• What you need to do
Extract all lines in the data that contain the word "Authorities".

• Available records
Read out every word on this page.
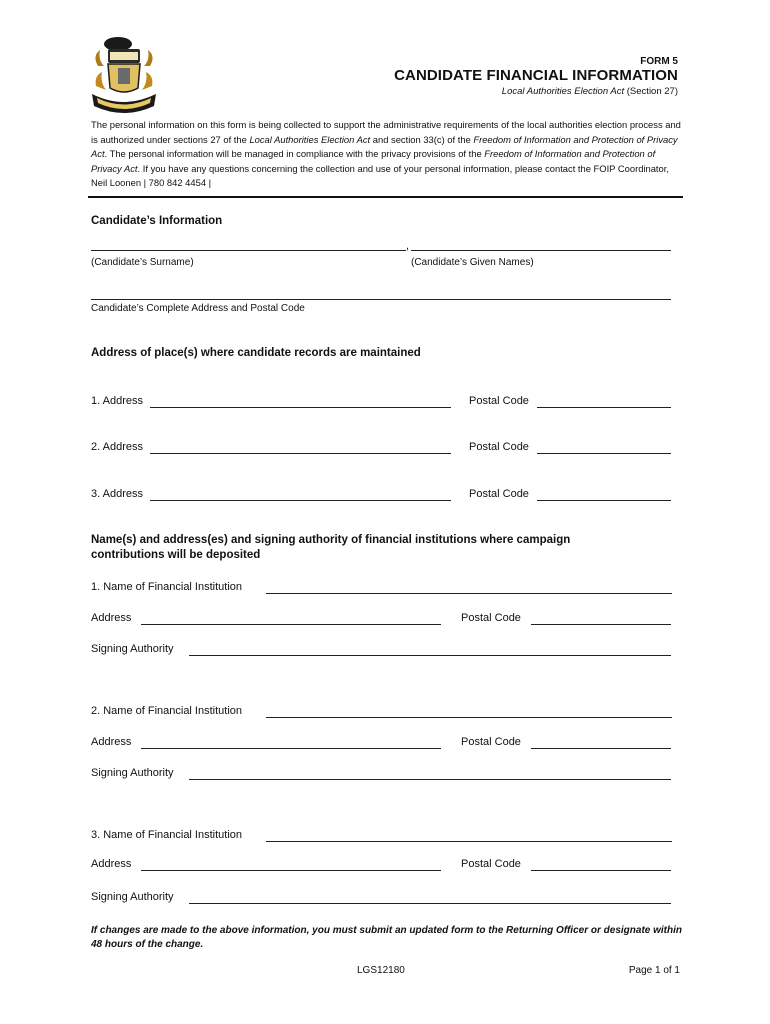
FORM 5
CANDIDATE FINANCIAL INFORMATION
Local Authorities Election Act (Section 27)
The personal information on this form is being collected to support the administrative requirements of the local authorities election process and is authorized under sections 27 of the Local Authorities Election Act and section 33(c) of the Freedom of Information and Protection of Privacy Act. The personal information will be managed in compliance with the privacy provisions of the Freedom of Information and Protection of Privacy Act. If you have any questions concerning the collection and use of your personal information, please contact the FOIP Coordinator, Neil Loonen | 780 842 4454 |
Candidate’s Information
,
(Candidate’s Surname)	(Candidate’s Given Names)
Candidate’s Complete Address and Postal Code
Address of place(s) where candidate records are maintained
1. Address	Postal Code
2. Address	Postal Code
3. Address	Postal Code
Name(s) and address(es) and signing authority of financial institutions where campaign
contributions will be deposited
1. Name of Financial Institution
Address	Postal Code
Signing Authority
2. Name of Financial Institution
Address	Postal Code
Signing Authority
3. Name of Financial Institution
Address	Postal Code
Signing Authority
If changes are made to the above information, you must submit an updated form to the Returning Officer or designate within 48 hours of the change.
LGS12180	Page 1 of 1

* * *

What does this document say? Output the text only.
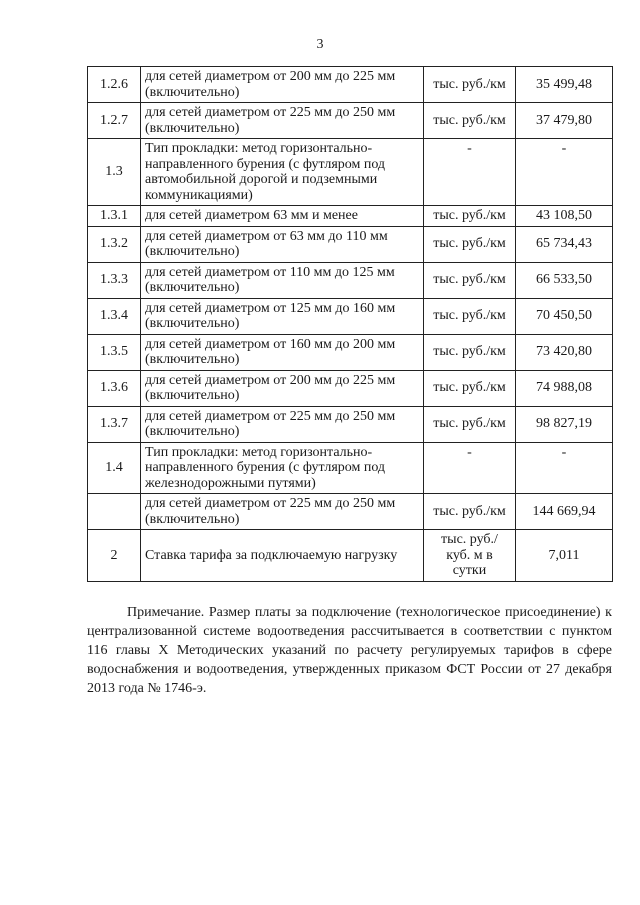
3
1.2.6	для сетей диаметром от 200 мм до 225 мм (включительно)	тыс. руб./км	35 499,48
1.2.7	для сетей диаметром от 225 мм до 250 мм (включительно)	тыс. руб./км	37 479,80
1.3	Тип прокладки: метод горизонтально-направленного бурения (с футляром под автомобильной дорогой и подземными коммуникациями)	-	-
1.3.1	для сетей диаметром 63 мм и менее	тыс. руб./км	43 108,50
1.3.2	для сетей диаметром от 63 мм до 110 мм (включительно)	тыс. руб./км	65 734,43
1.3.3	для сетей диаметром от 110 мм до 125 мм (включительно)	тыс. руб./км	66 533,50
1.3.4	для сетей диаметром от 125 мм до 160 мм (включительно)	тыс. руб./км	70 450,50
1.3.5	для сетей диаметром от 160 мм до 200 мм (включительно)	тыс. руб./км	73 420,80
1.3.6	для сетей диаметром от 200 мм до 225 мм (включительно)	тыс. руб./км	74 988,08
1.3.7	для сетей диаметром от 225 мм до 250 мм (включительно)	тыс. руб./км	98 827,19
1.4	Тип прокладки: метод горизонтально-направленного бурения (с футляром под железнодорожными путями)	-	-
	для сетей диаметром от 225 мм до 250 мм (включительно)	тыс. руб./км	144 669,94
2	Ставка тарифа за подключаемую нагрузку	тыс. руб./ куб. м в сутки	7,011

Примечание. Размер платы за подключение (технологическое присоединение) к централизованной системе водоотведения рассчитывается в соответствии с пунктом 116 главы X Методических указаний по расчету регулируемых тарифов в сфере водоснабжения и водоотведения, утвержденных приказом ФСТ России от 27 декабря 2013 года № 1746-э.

• Answer to this task
Local Authorities Election Act (Section 27)
The personal information on this form is being collected to support the administrative requirements of the local authorities election process and is authorized under sections 27 of the Local Authorities Election Act and section 33(c) of the Freedom of Information and Protection of Privacy Act. The personal information will be managed in compliance with the privacy provisions of the Freedom of Information and Protection of Privacy Act. If you have any questions concerning the collection and use of your personal information, please contact the FOIP Coordinator, Neil Loonen | 780 842 4454 |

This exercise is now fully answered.